*** EXCERPT TO READ ***
Improved handing of IPv6 addresses in the Patroni config file (Mateusz Kowalski)

The IPv6 address is supposed to be enclosed into square brackets, but Patroni was expecting to get it plain. Now both formats are supported.

Added Consul service_tags configuration parameter (Robert Edström)

They are useful for dynamic service discovery, for example by load balancers.

Implemented SSL support for Zookeeper (Kostiantyn Nemchenko)

It requires kazoo>=2.6.0.

Implemented no_params option for custom bootstrap method (Kostiantyn)

It allows calling wal-g, pgBackRest and other backup tools without wrapping them into shell scripts.

Move WAL and tablespaces after a failed init (Feike Steenbergen)

When doing reinit, Patroni was already removing not only PGDATA but also the symlinked WAL directory and tablespaces. Now the move_data_directory() method will do a similar job, i.e. rename WAL directory and tablespaces and update symlinks in PGDATA.

Improved in pg_rewind support

Improved timeline divergence check (Alexander)

We don't need to rewind when the replayed location on the replica is not ahead of the switchpoint or the end of the checkpoint record on the former primary is the same as the switchpoint. In order to get the end of the checkpoint record we use pg_waldump and parse its output.

Try to fetch missing WAL if pg_rewind complains about it (Alexander)

It could happen that the WAL segment required for pg_rewind doesn't exist in the pg_wal directory anymore and therefore pg_rewind can't find the checkpoint location before the divergence point. Starting from PostgreSQL 13 pg_rewind could use restore_command for fetching missing WALs. For older PostgreSQL versions Patroni parses the errors of a failed rewind attempt and tries to fetch the missing WAL by calling the restore_command on its own.
*** ENTRIES PROVIDED ***
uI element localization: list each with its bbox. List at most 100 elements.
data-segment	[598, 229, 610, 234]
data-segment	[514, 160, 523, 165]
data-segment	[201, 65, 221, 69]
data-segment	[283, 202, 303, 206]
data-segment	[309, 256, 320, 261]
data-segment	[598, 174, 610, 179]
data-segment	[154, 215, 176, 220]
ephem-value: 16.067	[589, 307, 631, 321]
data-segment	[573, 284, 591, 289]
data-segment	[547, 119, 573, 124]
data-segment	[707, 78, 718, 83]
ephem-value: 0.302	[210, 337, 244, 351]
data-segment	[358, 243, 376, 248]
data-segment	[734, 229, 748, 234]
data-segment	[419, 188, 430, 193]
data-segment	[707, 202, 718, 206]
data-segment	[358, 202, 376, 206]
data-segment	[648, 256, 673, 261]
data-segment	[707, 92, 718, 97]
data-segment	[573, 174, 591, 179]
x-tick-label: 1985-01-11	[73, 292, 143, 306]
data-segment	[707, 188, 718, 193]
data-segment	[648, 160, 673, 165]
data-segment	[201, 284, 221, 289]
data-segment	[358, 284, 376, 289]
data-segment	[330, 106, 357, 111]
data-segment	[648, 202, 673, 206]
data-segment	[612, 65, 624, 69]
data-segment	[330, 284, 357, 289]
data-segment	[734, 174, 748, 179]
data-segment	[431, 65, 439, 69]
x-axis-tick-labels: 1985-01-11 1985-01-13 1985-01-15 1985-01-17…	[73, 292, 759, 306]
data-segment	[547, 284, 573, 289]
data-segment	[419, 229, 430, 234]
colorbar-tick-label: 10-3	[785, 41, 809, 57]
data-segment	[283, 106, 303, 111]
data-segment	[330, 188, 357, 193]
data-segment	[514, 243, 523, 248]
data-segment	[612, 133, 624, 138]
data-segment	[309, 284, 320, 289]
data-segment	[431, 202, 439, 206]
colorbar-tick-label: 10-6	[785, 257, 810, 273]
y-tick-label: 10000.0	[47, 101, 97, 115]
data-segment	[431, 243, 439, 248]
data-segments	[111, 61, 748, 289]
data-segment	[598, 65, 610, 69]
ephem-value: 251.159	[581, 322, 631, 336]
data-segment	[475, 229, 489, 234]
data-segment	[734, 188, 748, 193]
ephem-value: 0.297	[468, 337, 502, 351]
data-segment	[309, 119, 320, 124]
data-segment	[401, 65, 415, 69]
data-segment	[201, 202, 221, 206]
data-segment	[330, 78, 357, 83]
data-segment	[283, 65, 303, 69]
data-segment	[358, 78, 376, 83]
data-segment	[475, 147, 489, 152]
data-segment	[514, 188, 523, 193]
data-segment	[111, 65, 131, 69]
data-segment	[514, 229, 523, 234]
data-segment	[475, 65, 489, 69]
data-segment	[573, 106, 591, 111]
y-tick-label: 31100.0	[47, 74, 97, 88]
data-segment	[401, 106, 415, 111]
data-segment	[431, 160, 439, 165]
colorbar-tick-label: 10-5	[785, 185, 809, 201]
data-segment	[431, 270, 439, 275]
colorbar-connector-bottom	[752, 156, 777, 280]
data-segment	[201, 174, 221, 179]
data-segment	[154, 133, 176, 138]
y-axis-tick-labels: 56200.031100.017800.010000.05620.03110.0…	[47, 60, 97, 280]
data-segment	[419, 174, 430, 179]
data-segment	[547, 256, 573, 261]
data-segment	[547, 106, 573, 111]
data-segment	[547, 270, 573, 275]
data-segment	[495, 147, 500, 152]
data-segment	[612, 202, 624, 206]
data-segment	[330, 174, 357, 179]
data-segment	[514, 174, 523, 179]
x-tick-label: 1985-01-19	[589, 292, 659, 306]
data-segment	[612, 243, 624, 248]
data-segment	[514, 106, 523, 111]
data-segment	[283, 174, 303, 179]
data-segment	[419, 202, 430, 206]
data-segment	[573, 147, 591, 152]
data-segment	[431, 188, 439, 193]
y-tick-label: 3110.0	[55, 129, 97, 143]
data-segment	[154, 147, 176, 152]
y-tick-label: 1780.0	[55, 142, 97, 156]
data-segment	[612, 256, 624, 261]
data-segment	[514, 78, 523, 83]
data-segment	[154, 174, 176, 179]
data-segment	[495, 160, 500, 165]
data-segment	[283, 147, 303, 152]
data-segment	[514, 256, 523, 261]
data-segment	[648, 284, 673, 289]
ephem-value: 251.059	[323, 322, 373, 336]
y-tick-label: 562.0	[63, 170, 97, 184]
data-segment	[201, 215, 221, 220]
***
*** ENTRIES PROVIDED ***
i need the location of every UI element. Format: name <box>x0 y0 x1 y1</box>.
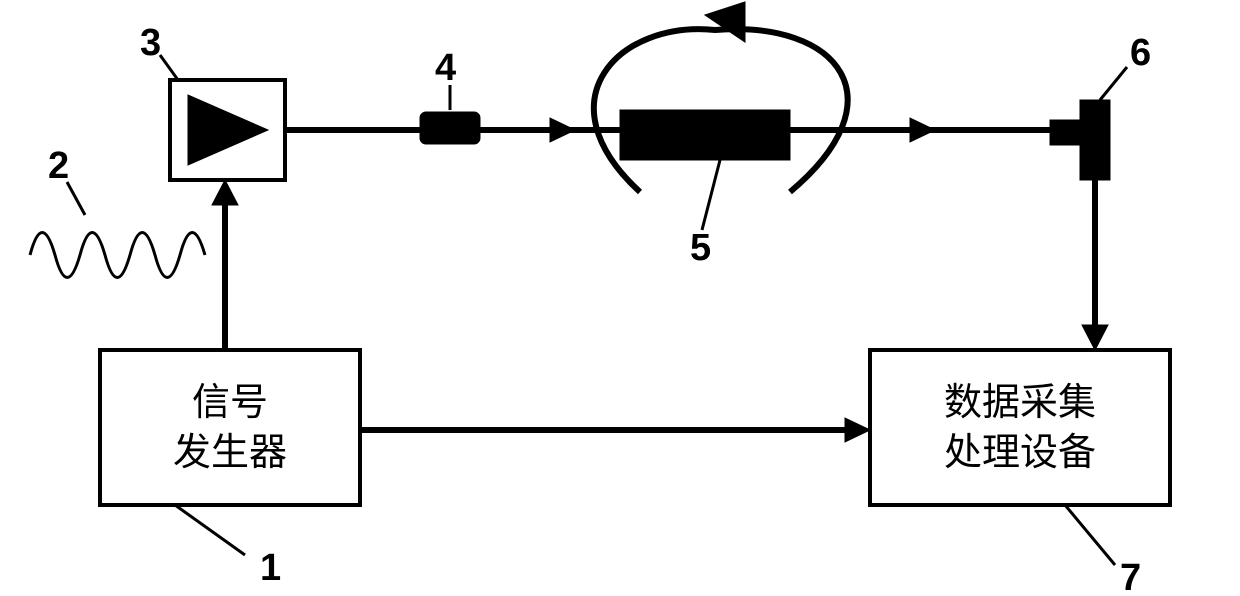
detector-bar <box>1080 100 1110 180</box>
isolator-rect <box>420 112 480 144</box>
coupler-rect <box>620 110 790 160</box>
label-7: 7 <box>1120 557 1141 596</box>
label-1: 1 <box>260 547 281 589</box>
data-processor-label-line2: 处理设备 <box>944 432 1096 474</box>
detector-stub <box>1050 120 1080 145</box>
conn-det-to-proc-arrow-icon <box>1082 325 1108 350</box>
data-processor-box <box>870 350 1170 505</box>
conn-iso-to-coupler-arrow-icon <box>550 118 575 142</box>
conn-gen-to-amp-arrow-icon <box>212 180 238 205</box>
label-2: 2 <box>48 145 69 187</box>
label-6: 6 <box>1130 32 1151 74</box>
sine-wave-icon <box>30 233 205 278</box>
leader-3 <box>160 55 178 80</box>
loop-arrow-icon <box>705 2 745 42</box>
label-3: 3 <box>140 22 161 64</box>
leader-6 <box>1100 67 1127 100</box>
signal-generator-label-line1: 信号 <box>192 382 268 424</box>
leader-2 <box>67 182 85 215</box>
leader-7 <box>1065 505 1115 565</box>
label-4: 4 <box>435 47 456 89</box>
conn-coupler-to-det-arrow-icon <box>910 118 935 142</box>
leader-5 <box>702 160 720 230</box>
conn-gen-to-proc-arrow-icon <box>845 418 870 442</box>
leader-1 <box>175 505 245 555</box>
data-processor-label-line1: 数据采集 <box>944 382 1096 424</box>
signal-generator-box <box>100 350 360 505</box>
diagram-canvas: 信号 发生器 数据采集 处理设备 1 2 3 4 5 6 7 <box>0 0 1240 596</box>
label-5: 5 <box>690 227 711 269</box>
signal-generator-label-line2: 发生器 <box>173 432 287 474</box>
***
JOBS:
[1] In the Patroni release notes, what version of kazoo does Zookeeper SSL support require?
[2] Copy the Patroni release notes word for word, starting at "Move WAL and" and ending at "parse its output.".
The records aren't needed for any of this.

EXPECTED RESPONSES:
[1] It requires kazoo 2.6.0 or later.

[2]
Move WAL and tablespaces after a failed init (Feike Steenbergen)

When doing reinit, Patroni was already removing not only PGDATA but also the symlinked WAL directory and tablespaces. Now the move_data_directory() method will do a similar job, i.e. rename WAL directory and tablespaces and update symlinks in PGDATA.

Improved in pg_rewind support

Improved timeline divergence check (Alexander)

We don't need to rewind when the replayed location on the replica is not ahead of the switchpoint or the end of the checkpoint record on the former primary is the same as the switchpoint. In order to get the end of the checkpoint record we use pg_waldump and parse its output.